— start of Provided material —

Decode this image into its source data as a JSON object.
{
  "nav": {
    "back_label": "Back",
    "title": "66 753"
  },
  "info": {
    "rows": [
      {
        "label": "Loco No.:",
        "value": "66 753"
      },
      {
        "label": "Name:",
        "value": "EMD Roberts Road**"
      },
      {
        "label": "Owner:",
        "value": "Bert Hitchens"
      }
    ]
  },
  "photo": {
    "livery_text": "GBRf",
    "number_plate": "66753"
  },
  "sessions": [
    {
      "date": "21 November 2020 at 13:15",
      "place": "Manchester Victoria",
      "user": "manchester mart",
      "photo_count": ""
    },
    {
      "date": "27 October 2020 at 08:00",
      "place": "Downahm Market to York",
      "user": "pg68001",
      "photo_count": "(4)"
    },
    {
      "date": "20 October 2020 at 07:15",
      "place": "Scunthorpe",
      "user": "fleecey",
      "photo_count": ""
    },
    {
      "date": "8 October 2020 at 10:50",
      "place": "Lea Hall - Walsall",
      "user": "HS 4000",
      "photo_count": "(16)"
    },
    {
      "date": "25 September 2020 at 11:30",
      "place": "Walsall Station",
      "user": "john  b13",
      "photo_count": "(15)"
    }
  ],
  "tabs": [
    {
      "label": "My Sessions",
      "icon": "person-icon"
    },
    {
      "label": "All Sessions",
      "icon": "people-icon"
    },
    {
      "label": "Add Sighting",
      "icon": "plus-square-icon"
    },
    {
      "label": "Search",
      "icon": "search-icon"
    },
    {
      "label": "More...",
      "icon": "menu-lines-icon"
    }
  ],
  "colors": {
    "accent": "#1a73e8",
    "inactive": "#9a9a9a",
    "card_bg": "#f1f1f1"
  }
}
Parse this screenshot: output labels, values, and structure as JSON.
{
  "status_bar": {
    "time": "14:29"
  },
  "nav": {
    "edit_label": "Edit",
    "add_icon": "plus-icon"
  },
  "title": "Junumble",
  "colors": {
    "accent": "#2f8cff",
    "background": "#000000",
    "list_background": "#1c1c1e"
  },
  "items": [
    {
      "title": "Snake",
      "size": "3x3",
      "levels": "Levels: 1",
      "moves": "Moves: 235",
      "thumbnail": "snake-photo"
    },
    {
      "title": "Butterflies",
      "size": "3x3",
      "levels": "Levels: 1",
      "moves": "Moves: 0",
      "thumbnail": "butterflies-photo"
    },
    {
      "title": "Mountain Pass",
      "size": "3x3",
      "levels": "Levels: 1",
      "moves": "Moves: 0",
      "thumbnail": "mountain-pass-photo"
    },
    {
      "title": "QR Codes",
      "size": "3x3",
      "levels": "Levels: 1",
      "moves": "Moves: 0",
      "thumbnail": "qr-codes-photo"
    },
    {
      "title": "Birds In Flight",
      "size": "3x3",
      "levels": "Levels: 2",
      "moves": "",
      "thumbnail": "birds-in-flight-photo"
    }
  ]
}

— end of Provided material —

- Work required -
Reproduce the records in full, exactly as written.

- Final result -
Decode this image into its source data as a JSON object.
{
  "nav": {
    "back_label": "Back",
    "title": "66 753"
  },
  "info": {
    "rows": [
      {
        "label": "Loco No.:",
        "value": "66 753"
      },
      {
        "label": "Name:",
        "value": "EMD Roberts Road**"
      },
      {
        "label": "Owner:",
        "value": "Bert Hitchens"
      }
    ]
  },
  "photo": {
    "livery_text": "GBRf",
    "number_plate": "66753"
  },
  "sessions": [
    {
      "date": "21 November 2020 at 13:15",
      "place": "Manchester Victoria",
      "user": "manchester mart",
      "photo_count": ""
    },
    {
      "date": "27 October 2020 at 08:00",
      "place": "Downahm Market to York",
      "user": "pg68001",
      "photo_count": "(4)"
    },
    {
      "date": "20 October 2020 at 07:15",
      "place": "Scunthorpe",
      "user": "fleecey",
      "photo_count": ""
    },
    {
      "date": "8 October 2020 at 10:50",
      "place": "Lea Hall - Walsall",
      "user": "HS 4000",
      "photo_count": "(16)"
    },
    {
      "date": "25 September 2020 at 11:30",
      "place": "Walsall Station",
      "user": "john  b13",
      "photo_count": "(15)"
    }
  ],
  "tabs": [
    {
      "label": "My Sessions",
      "icon": "person-icon"
    },
    {
      "label": "All Sessions",
      "icon": "people-icon"
    },
    {
      "label": "Add Sighting",
      "icon": "plus-square-icon"
    },
    {
      "label": "Search",
      "icon": "search-icon"
    },
    {
      "label": "More...",
      "icon": "menu-lines-icon"
    }
  ],
  "colors": {
    "accent": "#1a73e8",
    "inactive": "#9a9a9a",
    "card_bg": "#f1f1f1"
  }
}
Parse this screenshot: output labels, values, and structure as JSON.
{
  "status_bar": {
    "time": "14:29"
  },
  "nav": {
    "edit_label": "Edit",
    "add_icon": "plus-icon"
  },
  "title": "Junumble",
  "colors": {
    "accent": "#2f8cff",
    "background": "#000000",
    "list_background": "#1c1c1e"
  },
  "items": [
    {
      "title": "Snake",
      "size": "3x3",
      "levels": "Levels: 1",
      "moves": "Moves: 235",
      "thumbnail": "snake-photo"
    },
    {
      "title": "Butterflies",
      "size": "3x3",
      "levels": "Levels: 1",
      "moves": "Moves: 0",
      "thumbnail": "butterflies-photo"
    },
    {
      "title": "Mountain Pass",
      "size": "3x3",
      "levels": "Levels: 1",
      "moves": "Moves: 0",
      "thumbnail": "mountain-pass-photo"
    },
    {
      "title": "QR Codes",
      "size": "3x3",
      "levels": "Levels: 1",
      "moves": "Moves: 0",
      "thumbnail": "qr-codes-photo"
    },
    {
      "title": "Birds In Flight",
      "size": "3x3",
      "levels": "Levels: 2",
      "moves": "",
      "thumbnail": "birds-in-flight-photo"
    }
  ]
}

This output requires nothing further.